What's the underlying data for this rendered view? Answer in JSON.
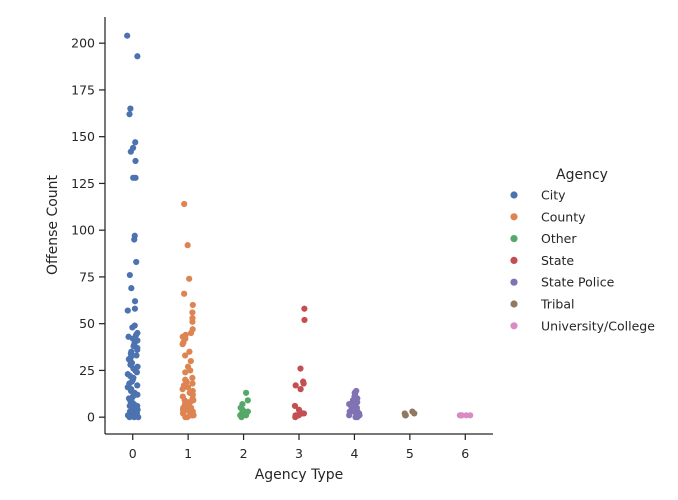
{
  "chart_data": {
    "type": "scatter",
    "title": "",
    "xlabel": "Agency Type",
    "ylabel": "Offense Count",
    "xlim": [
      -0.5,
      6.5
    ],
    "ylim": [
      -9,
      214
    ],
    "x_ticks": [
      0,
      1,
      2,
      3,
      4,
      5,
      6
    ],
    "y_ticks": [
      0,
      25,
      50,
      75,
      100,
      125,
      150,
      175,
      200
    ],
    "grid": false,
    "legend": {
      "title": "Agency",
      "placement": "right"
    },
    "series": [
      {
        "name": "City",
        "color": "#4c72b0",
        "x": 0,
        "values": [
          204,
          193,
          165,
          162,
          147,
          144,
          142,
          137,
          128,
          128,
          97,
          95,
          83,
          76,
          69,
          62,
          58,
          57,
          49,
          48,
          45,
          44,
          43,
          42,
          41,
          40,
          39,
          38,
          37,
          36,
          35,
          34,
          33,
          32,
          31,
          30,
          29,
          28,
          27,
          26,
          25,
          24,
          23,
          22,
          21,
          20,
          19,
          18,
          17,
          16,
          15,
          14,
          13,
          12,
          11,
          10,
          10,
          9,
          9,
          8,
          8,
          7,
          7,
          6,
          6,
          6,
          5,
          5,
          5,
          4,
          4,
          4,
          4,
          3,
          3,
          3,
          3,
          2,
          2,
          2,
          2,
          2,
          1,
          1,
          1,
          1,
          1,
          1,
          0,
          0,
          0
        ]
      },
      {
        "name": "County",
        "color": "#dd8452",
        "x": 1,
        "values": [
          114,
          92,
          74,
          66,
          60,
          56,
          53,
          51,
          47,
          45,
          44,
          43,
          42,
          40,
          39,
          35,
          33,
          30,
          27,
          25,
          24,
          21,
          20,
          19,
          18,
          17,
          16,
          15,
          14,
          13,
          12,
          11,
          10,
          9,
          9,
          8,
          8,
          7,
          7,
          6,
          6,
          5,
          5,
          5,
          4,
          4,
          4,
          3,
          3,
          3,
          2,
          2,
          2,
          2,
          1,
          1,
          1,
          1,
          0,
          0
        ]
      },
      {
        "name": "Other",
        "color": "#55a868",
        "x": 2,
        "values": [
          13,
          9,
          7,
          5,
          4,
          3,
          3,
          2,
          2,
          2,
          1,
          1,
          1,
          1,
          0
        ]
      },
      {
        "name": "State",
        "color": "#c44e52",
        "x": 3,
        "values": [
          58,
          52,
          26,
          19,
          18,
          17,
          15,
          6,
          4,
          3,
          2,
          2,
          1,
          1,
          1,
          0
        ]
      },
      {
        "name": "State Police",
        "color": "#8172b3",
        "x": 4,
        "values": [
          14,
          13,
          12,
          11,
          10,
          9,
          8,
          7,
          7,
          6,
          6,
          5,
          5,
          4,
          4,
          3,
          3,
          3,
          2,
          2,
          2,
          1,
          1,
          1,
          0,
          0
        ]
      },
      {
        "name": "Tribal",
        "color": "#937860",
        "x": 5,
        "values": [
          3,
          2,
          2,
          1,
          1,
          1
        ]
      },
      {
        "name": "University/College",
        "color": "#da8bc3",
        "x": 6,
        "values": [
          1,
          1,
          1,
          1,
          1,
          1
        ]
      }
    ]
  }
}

-*-*-

## Directions:
Go through the data above and transcribe it in full, omitting any image.

## Written answer:
What's the underlying data for this rendered view? Answer in JSON.
{
  "chart_data": {
    "type": "scatter",
    "title": "",
    "xlabel": "Agency Type",
    "ylabel": "Offense Count",
    "xlim": [
      -0.5,
      6.5
    ],
    "ylim": [
      -9,
      214
    ],
    "x_ticks": [
      0,
      1,
      2,
      3,
      4,
      5,
      6
    ],
    "y_ticks": [
      0,
      25,
      50,
      75,
      100,
      125,
      150,
      175,
      200
    ],
    "grid": false,
    "legend": {
      "title": "Agency",
      "placement": "right"
    },
    "series": [
      {
        "name": "City",
        "color": "#4c72b0",
        "x": 0,
        "values": [
          204,
          193,
          165,
          162,
          147,
          144,
          142,
          137,
          128,
          128,
          97,
          95,
          83,
          76,
          69,
          62,
          58,
          57,
          49,
          48,
          45,
          44,
          43,
          42,
          41,
          40,
          39,
          38,
          37,
          36,
          35,
          34,
          33,
          32,
          31,
          30,
          29,
          28,
          27,
          26,
          25,
          24,
          23,
          22,
          21,
          20,
          19,
          18,
          17,
          16,
          15,
          14,
          13,
          12,
          11,
          10,
          10,
          9,
          9,
          8,
          8,
          7,
          7,
          6,
          6,
          6,
          5,
          5,
          5,
          4,
          4,
          4,
          4,
          3,
          3,
          3,
          3,
          2,
          2,
          2,
          2,
          2,
          1,
          1,
          1,
          1,
          1,
          1,
          0,
          0,
          0
        ]
      },
      {
        "name": "County",
        "color": "#dd8452",
        "x": 1,
        "values": [
          114,
          92,
          74,
          66,
          60,
          56,
          53,
          51,
          47,
          45,
          44,
          43,
          42,
          40,
          39,
          35,
          33,
          30,
          27,
          25,
          24,
          21,
          20,
          19,
          18,
          17,
          16,
          15,
          14,
          13,
          12,
          11,
          10,
          9,
          9,
          8,
          8,
          7,
          7,
          6,
          6,
          5,
          5,
          5,
          4,
          4,
          4,
          3,
          3,
          3,
          2,
          2,
          2,
          2,
          1,
          1,
          1,
          1,
          0,
          0
        ]
      },
      {
        "name": "Other",
        "color": "#55a868",
        "x": 2,
        "values": [
          13,
          9,
          7,
          5,
          4,
          3,
          3,
          2,
          2,
          2,
          1,
          1,
          1,
          1,
          0
        ]
      },
      {
        "name": "State",
        "color": "#c44e52",
        "x": 3,
        "values": [
          58,
          52,
          26,
          19,
          18,
          17,
          15,
          6,
          4,
          3,
          2,
          2,
          1,
          1,
          1,
          0
        ]
      },
      {
        "name": "State Police",
        "color": "#8172b3",
        "x": 4,
        "values": [
          14,
          13,
          12,
          11,
          10,
          9,
          8,
          7,
          7,
          6,
          6,
          5,
          5,
          4,
          4,
          3,
          3,
          3,
          2,
          2,
          2,
          1,
          1,
          1,
          0,
          0
        ]
      },
      {
        "name": "Tribal",
        "color": "#937860",
        "x": 5,
        "values": [
          3,
          2,
          2,
          1,
          1,
          1
        ]
      },
      {
        "name": "University/College",
        "color": "#da8bc3",
        "x": 6,
        "values": [
          1,
          1,
          1,
          1,
          1,
          1
        ]
      }
    ]
  }
}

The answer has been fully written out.